EXERCISE OBJECTIVE. Print all of the data exactly.

>>>

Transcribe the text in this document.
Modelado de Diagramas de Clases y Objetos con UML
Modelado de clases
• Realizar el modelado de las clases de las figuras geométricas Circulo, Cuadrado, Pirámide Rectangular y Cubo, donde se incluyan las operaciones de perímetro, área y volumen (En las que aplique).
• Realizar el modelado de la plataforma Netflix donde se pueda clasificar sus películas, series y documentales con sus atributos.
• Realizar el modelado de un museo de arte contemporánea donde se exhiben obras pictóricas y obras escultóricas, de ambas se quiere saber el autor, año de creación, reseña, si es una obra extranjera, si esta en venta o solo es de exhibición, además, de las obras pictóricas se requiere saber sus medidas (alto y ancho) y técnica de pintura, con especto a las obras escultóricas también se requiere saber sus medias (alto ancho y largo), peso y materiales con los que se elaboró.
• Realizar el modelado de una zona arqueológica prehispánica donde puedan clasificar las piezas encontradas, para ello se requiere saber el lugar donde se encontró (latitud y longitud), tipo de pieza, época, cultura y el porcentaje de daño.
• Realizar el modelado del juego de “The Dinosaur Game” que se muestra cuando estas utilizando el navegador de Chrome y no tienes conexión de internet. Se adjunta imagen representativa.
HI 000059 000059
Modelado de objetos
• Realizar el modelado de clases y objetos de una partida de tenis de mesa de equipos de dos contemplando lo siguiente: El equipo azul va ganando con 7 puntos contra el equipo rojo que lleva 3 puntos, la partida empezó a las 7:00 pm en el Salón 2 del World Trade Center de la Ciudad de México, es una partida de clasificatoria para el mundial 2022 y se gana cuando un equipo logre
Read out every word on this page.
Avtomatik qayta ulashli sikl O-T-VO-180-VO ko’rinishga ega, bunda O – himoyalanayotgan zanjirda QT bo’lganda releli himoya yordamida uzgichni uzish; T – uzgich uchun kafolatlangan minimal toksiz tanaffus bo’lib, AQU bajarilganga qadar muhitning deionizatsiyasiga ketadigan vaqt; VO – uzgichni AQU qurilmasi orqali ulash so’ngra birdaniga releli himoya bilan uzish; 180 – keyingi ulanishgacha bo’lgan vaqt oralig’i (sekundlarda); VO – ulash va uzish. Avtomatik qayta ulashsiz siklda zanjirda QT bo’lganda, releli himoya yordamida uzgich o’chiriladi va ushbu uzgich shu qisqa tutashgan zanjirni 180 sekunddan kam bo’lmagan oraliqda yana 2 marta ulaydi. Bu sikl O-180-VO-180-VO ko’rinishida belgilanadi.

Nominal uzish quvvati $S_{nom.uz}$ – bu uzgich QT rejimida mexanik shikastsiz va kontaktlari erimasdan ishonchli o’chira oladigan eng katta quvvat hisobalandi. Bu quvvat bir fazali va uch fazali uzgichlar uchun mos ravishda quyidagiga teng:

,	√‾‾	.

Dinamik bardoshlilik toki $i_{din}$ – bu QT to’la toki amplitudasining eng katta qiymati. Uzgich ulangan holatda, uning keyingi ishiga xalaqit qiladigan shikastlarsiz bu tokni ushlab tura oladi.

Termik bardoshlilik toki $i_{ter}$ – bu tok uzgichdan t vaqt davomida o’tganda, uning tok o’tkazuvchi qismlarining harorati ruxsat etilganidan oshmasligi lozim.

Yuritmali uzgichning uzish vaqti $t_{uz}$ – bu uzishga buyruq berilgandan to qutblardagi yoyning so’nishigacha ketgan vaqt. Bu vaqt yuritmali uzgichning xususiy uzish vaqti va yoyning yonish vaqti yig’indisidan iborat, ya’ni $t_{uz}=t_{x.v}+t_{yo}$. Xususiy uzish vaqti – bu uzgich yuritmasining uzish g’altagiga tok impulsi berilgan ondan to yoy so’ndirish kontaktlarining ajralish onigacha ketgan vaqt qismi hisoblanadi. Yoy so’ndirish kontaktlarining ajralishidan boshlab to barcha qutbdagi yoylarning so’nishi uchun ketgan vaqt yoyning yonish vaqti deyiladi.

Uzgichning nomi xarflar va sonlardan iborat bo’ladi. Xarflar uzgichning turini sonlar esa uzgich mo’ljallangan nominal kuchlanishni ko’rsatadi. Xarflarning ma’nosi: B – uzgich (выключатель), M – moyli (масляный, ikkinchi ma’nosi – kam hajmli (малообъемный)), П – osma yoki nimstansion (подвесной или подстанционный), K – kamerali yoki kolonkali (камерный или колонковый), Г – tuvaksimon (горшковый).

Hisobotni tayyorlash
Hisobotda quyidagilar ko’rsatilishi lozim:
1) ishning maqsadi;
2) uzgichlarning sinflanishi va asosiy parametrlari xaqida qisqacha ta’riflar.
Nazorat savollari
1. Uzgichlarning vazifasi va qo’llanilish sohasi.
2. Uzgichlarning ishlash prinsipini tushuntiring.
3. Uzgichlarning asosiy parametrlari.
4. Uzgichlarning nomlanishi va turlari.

<<<

SOLUTION FOR THIS EXERCISE.
Transcribe the text in this document.
Modelado de Diagramas de Clases y Objetos con UML
Modelado de clases
• Realizar el modelado de las clases de las figuras geométricas Circulo, Cuadrado, Pirámide Rectangular y Cubo, donde se incluyan las operaciones de perímetro, área y volumen (En las que aplique).
• Realizar el modelado de la plataforma Netflix donde se pueda clasificar sus películas, series y documentales con sus atributos.
• Realizar el modelado de un museo de arte contemporánea donde se exhiben obras pictóricas y obras escultóricas, de ambas se quiere saber el autor, año de creación, reseña, si es una obra extranjera, si esta en venta o solo es de exhibición, además, de las obras pictóricas se requiere saber sus medidas (alto y ancho) y técnica de pintura, con especto a las obras escultóricas también se requiere saber sus medias (alto ancho y largo), peso y materiales con los que se elaboró.
• Realizar el modelado de una zona arqueológica prehispánica donde puedan clasificar las piezas encontradas, para ello se requiere saber el lugar donde se encontró (latitud y longitud), tipo de pieza, época, cultura y el porcentaje de daño.
• Realizar el modelado del juego de “The Dinosaur Game” que se muestra cuando estas utilizando el navegador de Chrome y no tienes conexión de internet. Se adjunta imagen representativa.
HI 000059 000059
Modelado de objetos
• Realizar el modelado de clases y objetos de una partida de tenis de mesa de equipos de dos contemplando lo siguiente: El equipo azul va ganando con 7 puntos contra el equipo rojo que lleva 3 puntos, la partida empezó a las 7:00 pm en el Salón 2 del World Trade Center de la Ciudad de México, es una partida de clasificatoria para el mundial 2022 y se gana cuando un equipo logre
Read out every word on this page.
Avtomatik qayta ulashli sikl O-T-VO-180-VO ko’rinishga ega, bunda O – himoyalanayotgan zanjirda QT bo’lganda releli himoya yordamida uzgichni uzish; T – uzgich uchun kafolatlangan minimal toksiz tanaffus bo’lib, AQU bajarilganga qadar muhitning deionizatsiyasiga ketadigan vaqt; VO – uzgichni AQU qurilmasi orqali ulash so’ngra birdaniga releli himoya bilan uzish; 180 – keyingi ulanishgacha bo’lgan vaqt oralig’i (sekundlarda); VO – ulash va uzish. Avtomatik qayta ulashsiz siklda zanjirda QT bo’lganda, releli himoya yordamida uzgich o’chiriladi va ushbu uzgich shu qisqa tutashgan zanjirni 180 sekunddan kam bo’lmagan oraliqda yana 2 marta ulaydi. Bu sikl O-180-VO-180-VO ko’rinishida belgilanadi.

Nominal uzish quvvati $S_{nom.uz}$ – bu uzgich QT rejimida mexanik shikastsiz va kontaktlari erimasdan ishonchli o’chira oladigan eng katta quvvat hisobalandi. Bu quvvat bir fazali va uch fazali uzgichlar uchun mos ravishda quyidagiga teng:

,	√‾‾	.

Dinamik bardoshlilik toki $i_{din}$ – bu QT to’la toki amplitudasining eng katta qiymati. Uzgich ulangan holatda, uning keyingi ishiga xalaqit qiladigan shikastlarsiz bu tokni ushlab tura oladi.

Termik bardoshlilik toki $i_{ter}$ – bu tok uzgichdan t vaqt davomida o’tganda, uning tok o’tkazuvchi qismlarining harorati ruxsat etilganidan oshmasligi lozim.

Yuritmali uzgichning uzish vaqti $t_{uz}$ – bu uzishga buyruq berilgandan to qutblardagi yoyning so’nishigacha ketgan vaqt. Bu vaqt yuritmali uzgichning xususiy uzish vaqti va yoyning yonish vaqti yig’indisidan iborat, ya’ni $t_{uz}=t_{x.v}+t_{yo}$. Xususiy uzish vaqti – bu uzgich yuritmasining uzish g’altagiga tok impulsi berilgan ondan to yoy so’ndirish kontaktlarining ajralish onigacha ketgan vaqt qismi hisoblanadi. Yoy so’ndirish kontaktlarining ajralishidan boshlab to barcha qutbdagi yoylarning so’nishi uchun ketgan vaqt yoyning yonish vaqti deyiladi.

Uzgichning nomi xarflar va sonlardan iborat bo’ladi. Xarflar uzgichning turini sonlar esa uzgich mo’ljallangan nominal kuchlanishni ko’rsatadi. Xarflarning ma’nosi: B – uzgich (выключатель), M – moyli (масляный, ikkinchi ma’nosi – kam hajmli (малообъемный)), П – osma yoki nimstansion (подвесной или подстанционный), K – kamerali yoki kolonkali (камерный или колонковый), Г – tuvaksimon (горшковый).

Hisobotni tayyorlash
Hisobotda quyidagilar ko’rsatilishi lozim:
1) ishning maqsadi;
2) uzgichlarning sinflanishi va asosiy parametrlari xaqida qisqacha ta’riflar.
Nazorat savollari
1. Uzgichlarning vazifasi va qo’llanilish sohasi.
2. Uzgichlarning ishlash prinsipini tushuntiring.
3. Uzgichlarning asosiy parametrlari.
4. Uzgichlarning nomlanishi va turlari.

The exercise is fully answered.